* **EXERCISE INPUTS**
● ● ● ● ●

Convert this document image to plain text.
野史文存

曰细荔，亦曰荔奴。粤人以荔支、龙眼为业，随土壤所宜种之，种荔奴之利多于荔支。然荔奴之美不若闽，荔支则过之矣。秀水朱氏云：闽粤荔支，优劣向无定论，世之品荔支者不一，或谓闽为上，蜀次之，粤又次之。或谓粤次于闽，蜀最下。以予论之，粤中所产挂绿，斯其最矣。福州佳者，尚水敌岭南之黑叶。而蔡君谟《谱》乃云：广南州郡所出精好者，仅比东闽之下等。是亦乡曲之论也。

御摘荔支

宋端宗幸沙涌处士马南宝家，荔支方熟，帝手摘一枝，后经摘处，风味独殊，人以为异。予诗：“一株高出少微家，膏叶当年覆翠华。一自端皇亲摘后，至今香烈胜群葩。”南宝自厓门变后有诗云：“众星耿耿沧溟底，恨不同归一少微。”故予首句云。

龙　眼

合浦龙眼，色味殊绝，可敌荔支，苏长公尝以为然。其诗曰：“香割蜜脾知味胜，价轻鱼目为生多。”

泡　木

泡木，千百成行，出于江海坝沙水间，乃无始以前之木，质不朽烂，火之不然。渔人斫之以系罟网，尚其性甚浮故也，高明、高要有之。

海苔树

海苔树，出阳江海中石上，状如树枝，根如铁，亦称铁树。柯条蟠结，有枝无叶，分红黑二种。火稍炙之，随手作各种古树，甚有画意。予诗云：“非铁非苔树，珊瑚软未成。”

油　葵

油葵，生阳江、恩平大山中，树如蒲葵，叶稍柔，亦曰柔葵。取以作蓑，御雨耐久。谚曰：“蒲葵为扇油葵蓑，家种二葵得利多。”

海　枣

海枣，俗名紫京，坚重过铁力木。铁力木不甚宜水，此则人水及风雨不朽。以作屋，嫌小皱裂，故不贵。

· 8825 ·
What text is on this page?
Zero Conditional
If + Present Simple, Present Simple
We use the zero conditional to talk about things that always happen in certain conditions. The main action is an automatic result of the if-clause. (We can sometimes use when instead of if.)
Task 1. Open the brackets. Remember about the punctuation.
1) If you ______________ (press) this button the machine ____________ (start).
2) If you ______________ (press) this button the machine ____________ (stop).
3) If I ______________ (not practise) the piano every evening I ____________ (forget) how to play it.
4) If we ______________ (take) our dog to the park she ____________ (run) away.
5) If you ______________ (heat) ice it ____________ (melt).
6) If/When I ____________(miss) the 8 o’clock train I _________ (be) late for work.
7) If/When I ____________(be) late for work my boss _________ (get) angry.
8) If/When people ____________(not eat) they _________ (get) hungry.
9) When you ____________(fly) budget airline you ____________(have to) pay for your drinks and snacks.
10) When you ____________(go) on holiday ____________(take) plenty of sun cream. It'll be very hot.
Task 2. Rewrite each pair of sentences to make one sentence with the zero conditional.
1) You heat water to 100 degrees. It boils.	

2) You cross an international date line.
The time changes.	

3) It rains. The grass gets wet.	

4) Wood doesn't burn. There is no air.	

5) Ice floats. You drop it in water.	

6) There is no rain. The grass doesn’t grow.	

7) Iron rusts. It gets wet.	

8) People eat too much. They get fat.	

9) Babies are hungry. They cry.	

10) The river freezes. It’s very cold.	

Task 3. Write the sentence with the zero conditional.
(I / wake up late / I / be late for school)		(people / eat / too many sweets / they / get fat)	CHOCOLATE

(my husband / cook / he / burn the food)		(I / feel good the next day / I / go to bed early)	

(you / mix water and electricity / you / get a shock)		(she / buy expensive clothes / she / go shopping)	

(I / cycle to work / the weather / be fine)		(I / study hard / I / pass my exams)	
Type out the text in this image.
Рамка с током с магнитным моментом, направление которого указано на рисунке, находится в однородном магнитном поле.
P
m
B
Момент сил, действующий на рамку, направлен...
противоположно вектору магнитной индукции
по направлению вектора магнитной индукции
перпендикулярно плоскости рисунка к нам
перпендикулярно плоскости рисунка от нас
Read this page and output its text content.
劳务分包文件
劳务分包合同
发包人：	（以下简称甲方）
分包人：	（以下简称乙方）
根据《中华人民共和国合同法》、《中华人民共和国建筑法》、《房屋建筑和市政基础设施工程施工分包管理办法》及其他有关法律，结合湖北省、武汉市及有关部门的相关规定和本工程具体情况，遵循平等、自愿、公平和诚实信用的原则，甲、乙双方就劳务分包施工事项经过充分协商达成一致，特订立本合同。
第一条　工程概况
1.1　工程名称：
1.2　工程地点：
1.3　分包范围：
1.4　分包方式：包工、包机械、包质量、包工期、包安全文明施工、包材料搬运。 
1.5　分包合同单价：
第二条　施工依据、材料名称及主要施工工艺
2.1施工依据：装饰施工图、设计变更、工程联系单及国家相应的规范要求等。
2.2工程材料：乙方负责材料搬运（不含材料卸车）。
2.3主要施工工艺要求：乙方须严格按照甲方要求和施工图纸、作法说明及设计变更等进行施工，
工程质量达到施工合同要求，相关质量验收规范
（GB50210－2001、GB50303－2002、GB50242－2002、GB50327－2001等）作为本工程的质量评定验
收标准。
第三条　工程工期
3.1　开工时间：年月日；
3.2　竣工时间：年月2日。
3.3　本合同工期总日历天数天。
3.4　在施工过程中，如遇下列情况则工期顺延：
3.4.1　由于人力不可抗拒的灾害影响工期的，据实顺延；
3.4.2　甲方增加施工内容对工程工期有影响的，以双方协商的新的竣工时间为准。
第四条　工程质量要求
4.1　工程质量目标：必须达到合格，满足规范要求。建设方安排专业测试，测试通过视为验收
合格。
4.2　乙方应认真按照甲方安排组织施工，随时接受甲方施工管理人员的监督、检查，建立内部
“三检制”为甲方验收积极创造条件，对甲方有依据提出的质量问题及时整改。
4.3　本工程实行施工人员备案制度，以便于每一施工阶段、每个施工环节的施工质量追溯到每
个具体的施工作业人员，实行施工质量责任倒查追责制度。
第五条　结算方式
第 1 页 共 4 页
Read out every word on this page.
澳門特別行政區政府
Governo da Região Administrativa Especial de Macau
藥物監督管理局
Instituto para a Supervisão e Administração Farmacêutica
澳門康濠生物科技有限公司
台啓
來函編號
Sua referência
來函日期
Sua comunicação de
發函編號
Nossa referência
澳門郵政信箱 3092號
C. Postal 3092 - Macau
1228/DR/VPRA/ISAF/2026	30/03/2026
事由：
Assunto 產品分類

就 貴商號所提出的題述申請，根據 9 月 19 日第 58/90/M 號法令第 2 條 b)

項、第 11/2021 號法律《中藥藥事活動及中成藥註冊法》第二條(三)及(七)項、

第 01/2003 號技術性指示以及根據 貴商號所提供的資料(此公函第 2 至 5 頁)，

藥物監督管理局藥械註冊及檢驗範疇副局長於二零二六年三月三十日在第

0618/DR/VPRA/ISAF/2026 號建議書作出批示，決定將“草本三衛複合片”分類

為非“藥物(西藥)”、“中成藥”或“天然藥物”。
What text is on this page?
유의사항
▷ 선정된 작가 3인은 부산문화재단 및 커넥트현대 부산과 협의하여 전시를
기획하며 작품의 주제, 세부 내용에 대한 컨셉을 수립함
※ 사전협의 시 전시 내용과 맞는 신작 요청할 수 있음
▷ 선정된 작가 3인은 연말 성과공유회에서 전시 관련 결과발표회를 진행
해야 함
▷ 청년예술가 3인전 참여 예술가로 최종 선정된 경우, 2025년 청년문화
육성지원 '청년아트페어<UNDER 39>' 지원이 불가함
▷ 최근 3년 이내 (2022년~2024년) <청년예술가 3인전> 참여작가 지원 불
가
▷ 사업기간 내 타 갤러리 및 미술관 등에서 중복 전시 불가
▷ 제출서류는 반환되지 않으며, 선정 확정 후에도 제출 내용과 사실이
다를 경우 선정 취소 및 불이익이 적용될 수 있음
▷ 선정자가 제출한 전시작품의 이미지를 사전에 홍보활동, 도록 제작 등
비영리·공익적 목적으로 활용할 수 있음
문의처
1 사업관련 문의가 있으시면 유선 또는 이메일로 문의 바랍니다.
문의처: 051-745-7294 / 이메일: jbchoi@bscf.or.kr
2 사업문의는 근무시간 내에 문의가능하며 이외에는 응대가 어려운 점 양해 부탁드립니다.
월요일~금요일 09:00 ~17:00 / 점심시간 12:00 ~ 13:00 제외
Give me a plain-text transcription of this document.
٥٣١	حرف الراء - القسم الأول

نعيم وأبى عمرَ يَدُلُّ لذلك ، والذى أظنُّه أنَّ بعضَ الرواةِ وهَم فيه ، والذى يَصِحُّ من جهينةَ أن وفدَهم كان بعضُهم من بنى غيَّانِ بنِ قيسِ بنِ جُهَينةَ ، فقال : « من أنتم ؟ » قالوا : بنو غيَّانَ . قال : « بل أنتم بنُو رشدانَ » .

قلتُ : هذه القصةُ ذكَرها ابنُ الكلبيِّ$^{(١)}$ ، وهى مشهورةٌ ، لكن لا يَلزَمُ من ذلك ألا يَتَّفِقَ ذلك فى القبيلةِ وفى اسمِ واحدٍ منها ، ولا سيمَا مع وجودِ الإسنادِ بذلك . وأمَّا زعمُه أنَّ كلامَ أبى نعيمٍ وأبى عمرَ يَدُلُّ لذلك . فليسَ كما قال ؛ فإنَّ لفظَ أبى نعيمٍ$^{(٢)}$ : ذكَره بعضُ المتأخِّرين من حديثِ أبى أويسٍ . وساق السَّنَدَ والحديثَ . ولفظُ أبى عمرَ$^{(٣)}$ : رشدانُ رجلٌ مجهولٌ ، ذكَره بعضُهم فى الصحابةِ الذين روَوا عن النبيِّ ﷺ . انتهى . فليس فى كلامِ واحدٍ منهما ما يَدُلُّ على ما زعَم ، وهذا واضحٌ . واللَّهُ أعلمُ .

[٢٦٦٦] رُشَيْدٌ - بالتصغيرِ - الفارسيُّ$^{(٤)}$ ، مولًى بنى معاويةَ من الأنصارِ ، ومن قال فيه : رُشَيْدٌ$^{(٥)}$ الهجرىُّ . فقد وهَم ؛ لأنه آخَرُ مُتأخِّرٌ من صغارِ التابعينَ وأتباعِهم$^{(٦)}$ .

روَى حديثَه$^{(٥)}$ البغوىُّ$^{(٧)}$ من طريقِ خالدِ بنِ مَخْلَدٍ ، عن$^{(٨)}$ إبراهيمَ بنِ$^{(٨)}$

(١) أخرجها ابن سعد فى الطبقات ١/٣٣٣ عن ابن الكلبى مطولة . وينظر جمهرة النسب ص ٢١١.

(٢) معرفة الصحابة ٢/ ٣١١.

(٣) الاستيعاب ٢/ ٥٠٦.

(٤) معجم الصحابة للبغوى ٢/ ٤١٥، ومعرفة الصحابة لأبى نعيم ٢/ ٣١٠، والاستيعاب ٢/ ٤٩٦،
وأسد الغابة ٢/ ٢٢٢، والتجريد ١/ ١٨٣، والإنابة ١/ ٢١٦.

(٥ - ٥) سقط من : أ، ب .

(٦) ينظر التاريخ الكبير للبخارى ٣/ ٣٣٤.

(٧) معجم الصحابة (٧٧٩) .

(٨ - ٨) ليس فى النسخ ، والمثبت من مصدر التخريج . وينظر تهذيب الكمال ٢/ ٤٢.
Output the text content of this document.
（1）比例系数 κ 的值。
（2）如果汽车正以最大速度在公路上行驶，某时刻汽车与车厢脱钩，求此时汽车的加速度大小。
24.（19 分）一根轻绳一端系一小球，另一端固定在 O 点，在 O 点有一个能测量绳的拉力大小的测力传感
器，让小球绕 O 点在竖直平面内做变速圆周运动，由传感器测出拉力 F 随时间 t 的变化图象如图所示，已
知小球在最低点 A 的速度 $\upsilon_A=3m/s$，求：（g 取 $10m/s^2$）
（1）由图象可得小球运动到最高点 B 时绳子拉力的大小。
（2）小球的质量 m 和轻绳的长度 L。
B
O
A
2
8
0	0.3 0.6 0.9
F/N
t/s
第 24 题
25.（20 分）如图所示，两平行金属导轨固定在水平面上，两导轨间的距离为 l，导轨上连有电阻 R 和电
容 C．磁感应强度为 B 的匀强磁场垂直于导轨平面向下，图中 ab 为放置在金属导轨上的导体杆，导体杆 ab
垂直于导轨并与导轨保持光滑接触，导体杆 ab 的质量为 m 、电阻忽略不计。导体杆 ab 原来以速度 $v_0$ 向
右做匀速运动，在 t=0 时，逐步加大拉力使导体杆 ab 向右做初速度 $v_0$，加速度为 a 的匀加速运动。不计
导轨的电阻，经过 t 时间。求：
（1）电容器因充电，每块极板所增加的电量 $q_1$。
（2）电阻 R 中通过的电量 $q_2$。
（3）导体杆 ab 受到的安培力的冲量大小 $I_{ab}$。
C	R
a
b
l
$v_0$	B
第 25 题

● ● ● ● ●

* **EXERCISE AIM**
Where a line in the entries holds the word "water", copy that line.

* **OUTPUT FOR THIS TASK**
1) You heat water to 100 degrees. It boils.	
5) Ice floats. You drop it in water.	
(you / mix water and electricity / you / get a shock)		(she / buy expensive clothes / she / go shopping)	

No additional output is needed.